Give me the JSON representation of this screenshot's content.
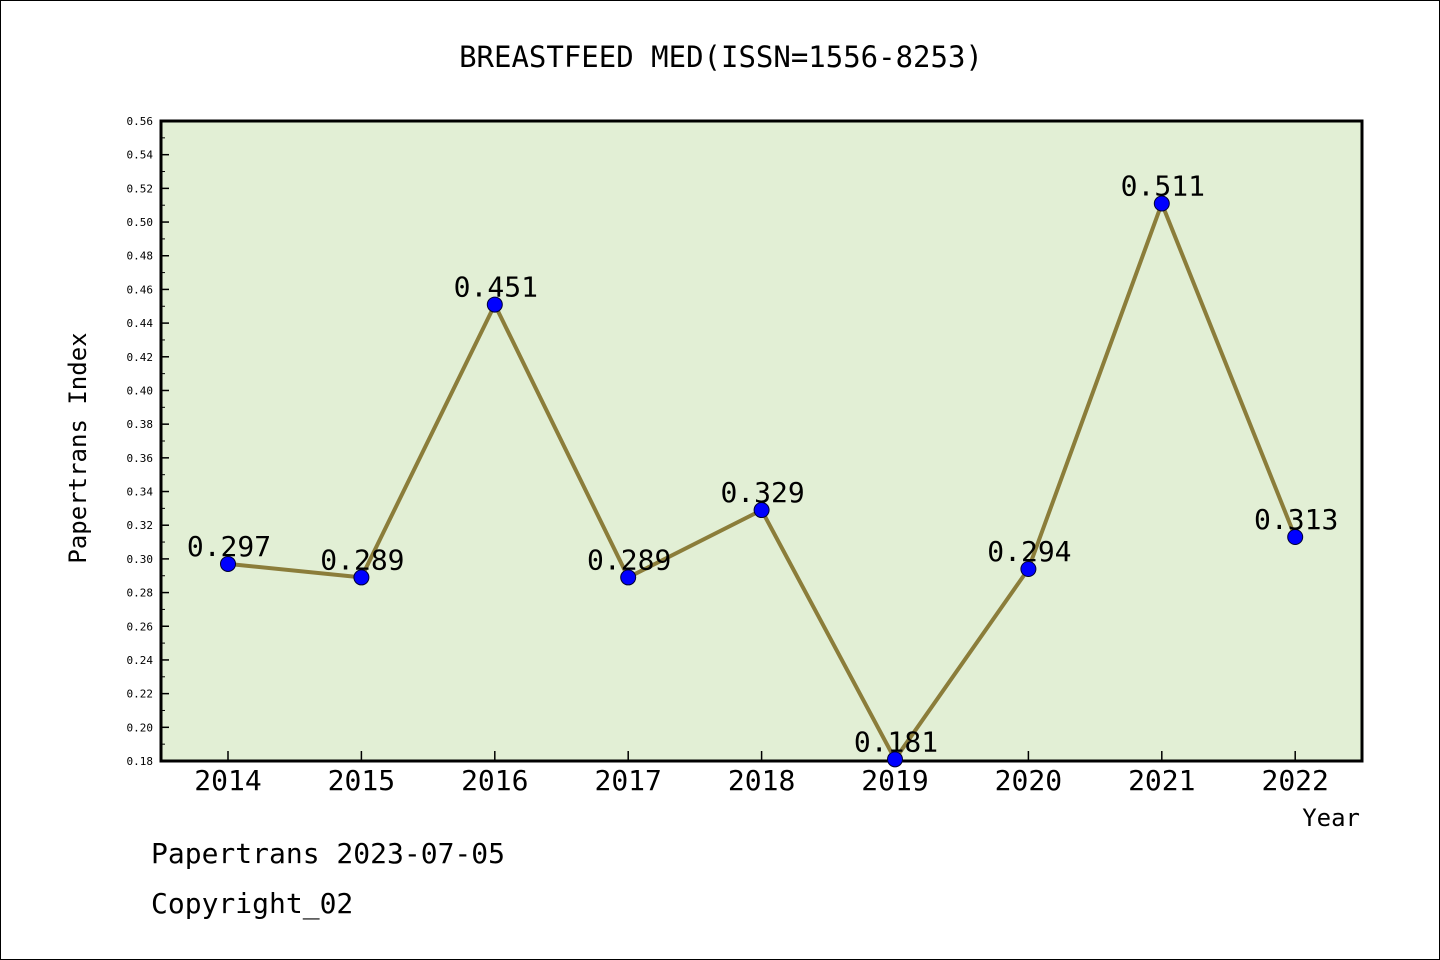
{
  "chart_data": {
    "type": "line",
    "title": "BREASTFEED MED(ISSN=1556-8253)",
    "xlabel": "Year",
    "ylabel": "Papertrans Index",
    "categories": [
      "2014",
      "2015",
      "2016",
      "2017",
      "2018",
      "2019",
      "2020",
      "2021",
      "2022"
    ],
    "series": [
      {
        "values": [
          0.297,
          0.289,
          0.451,
          0.289,
          0.329,
          0.181,
          0.294,
          0.511,
          0.313
        ],
        "labels": [
          "0.297",
          "0.289",
          "0.451",
          "0.289",
          "0.329",
          "0.181",
          "0.294",
          "0.511",
          "0.313"
        ],
        "line_color": "#8b7d3a",
        "marker_color": "#0000ff"
      }
    ],
    "ylim": [
      0.18,
      0.56
    ],
    "yticks": [
      "0.18",
      "0.20",
      "0.22",
      "0.24",
      "0.26",
      "0.28",
      "0.30",
      "0.32",
      "0.34",
      "0.36",
      "0.38",
      "0.40",
      "0.42",
      "0.44",
      "0.46",
      "0.48",
      "0.50",
      "0.52",
      "0.54",
      "0.56"
    ],
    "plot_background": "#e2efd5",
    "grid": false,
    "legend": "none"
  },
  "footer": {
    "line1": "Papertrans 2023-07-05",
    "line2": "Copyright_02"
  }
}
++++++++
_Aim_
Reproduce the records above exactly, leaving out every picture they contain.

_Task response_
Give me the JSON representation of this screenshot's content.
{
  "chart_data": {
    "type": "line",
    "title": "BREASTFEED MED(ISSN=1556-8253)",
    "xlabel": "Year",
    "ylabel": "Papertrans Index",
    "categories": [
      "2014",
      "2015",
      "2016",
      "2017",
      "2018",
      "2019",
      "2020",
      "2021",
      "2022"
    ],
    "series": [
      {
        "values": [
          0.297,
          0.289,
          0.451,
          0.289,
          0.329,
          0.181,
          0.294,
          0.511,
          0.313
        ],
        "labels": [
          "0.297",
          "0.289",
          "0.451",
          "0.289",
          "0.329",
          "0.181",
          "0.294",
          "0.511",
          "0.313"
        ],
        "line_color": "#8b7d3a",
        "marker_color": "#0000ff"
      }
    ],
    "ylim": [
      0.18,
      0.56
    ],
    "yticks": [
      "0.18",
      "0.20",
      "0.22",
      "0.24",
      "0.26",
      "0.28",
      "0.30",
      "0.32",
      "0.34",
      "0.36",
      "0.38",
      "0.40",
      "0.42",
      "0.44",
      "0.46",
      "0.48",
      "0.50",
      "0.52",
      "0.54",
      "0.56"
    ],
    "plot_background": "#e2efd5",
    "grid": false,
    "legend": "none"
  },
  "footer": {
    "line1": "Papertrans 2023-07-05",
    "line2": "Copyright_02"
  }
}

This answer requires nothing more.